[Saved data entries]
((

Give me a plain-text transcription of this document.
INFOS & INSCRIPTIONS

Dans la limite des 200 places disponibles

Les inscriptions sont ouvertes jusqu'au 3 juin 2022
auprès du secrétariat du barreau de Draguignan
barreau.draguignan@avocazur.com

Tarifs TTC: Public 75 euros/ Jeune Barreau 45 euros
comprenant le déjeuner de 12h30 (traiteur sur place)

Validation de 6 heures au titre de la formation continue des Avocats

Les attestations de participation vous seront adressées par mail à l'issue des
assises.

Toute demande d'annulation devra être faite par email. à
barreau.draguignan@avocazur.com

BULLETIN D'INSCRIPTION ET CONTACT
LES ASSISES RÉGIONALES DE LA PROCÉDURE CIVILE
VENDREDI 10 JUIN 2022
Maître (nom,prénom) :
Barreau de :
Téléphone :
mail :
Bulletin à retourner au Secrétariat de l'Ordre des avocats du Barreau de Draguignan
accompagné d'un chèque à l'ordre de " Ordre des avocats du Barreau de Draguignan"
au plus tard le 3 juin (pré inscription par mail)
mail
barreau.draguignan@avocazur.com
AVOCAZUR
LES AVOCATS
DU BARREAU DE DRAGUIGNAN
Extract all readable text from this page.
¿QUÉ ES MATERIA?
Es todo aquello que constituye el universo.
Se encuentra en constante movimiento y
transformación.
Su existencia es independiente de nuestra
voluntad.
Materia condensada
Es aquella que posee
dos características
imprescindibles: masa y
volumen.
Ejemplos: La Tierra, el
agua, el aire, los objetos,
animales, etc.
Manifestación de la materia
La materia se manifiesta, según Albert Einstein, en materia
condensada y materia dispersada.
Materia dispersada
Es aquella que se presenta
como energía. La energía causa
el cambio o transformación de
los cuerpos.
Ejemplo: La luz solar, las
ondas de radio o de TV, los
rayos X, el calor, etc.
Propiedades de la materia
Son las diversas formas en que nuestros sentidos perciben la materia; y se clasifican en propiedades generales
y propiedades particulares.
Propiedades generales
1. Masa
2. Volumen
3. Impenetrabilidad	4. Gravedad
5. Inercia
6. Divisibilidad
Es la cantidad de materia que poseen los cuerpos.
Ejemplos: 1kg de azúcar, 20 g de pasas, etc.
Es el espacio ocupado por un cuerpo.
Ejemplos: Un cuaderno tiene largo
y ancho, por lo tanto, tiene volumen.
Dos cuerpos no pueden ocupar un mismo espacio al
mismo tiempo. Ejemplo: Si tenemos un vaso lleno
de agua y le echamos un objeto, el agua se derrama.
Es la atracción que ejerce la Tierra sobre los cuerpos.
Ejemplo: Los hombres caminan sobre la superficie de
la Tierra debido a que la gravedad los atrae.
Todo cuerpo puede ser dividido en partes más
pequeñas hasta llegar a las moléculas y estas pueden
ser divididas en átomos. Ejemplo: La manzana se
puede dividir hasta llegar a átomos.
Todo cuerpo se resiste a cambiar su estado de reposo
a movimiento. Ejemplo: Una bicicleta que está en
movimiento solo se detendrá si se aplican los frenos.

))

EXERCISE INSTRUCTIONS:
Make a verbatim copy of every entry shown above.

SOLVED PROBLEM:
Give me a plain-text transcription of this document.
INFOS & INSCRIPTIONS

Dans la limite des 200 places disponibles

Les inscriptions sont ouvertes jusqu'au 3 juin 2022
auprès du secrétariat du barreau de Draguignan
barreau.draguignan@avocazur.com

Tarifs TTC: Public 75 euros/ Jeune Barreau 45 euros
comprenant le déjeuner de 12h30 (traiteur sur place)

Validation de 6 heures au titre de la formation continue des Avocats

Les attestations de participation vous seront adressées par mail à l'issue des
assises.

Toute demande d'annulation devra être faite par email. à
barreau.draguignan@avocazur.com

BULLETIN D'INSCRIPTION ET CONTACT
LES ASSISES RÉGIONALES DE LA PROCÉDURE CIVILE
VENDREDI 10 JUIN 2022
Maître (nom,prénom) :
Barreau de :
Téléphone :
mail :
Bulletin à retourner au Secrétariat de l'Ordre des avocats du Barreau de Draguignan
accompagné d'un chèque à l'ordre de " Ordre des avocats du Barreau de Draguignan"
au plus tard le 3 juin (pré inscription par mail)
mail
barreau.draguignan@avocazur.com
AVOCAZUR
LES AVOCATS
DU BARREAU DE DRAGUIGNAN
Extract all readable text from this page.
¿QUÉ ES MATERIA?
Es todo aquello que constituye el universo.
Se encuentra en constante movimiento y
transformación.
Su existencia es independiente de nuestra
voluntad.
Materia condensada
Es aquella que posee
dos características
imprescindibles: masa y
volumen.
Ejemplos: La Tierra, el
agua, el aire, los objetos,
animales, etc.
Manifestación de la materia
La materia se manifiesta, según Albert Einstein, en materia
condensada y materia dispersada.
Materia dispersada
Es aquella que se presenta
como energía. La energía causa
el cambio o transformación de
los cuerpos.
Ejemplo: La luz solar, las
ondas de radio o de TV, los
rayos X, el calor, etc.
Propiedades de la materia
Son las diversas formas en que nuestros sentidos perciben la materia; y se clasifican en propiedades generales
y propiedades particulares.
Propiedades generales
1. Masa
2. Volumen
3. Impenetrabilidad	4. Gravedad
5. Inercia
6. Divisibilidad
Es la cantidad de materia que poseen los cuerpos.
Ejemplos: 1kg de azúcar, 20 g de pasas, etc.
Es el espacio ocupado por un cuerpo.
Ejemplos: Un cuaderno tiene largo
y ancho, por lo tanto, tiene volumen.
Dos cuerpos no pueden ocupar un mismo espacio al
mismo tiempo. Ejemplo: Si tenemos un vaso lleno
de agua y le echamos un objeto, el agua se derrama.
Es la atracción que ejerce la Tierra sobre los cuerpos.
Ejemplo: Los hombres caminan sobre la superficie de
la Tierra debido a que la gravedad los atrae.
Todo cuerpo puede ser dividido en partes más
pequeñas hasta llegar a las moléculas y estas pueden
ser divididas en átomos. Ejemplo: La manzana se
puede dividir hasta llegar a átomos.
Todo cuerpo se resiste a cambiar su estado de reposo
a movimiento. Ejemplo: Una bicicleta que está en
movimiento solo se detendrá si se aplican los frenos.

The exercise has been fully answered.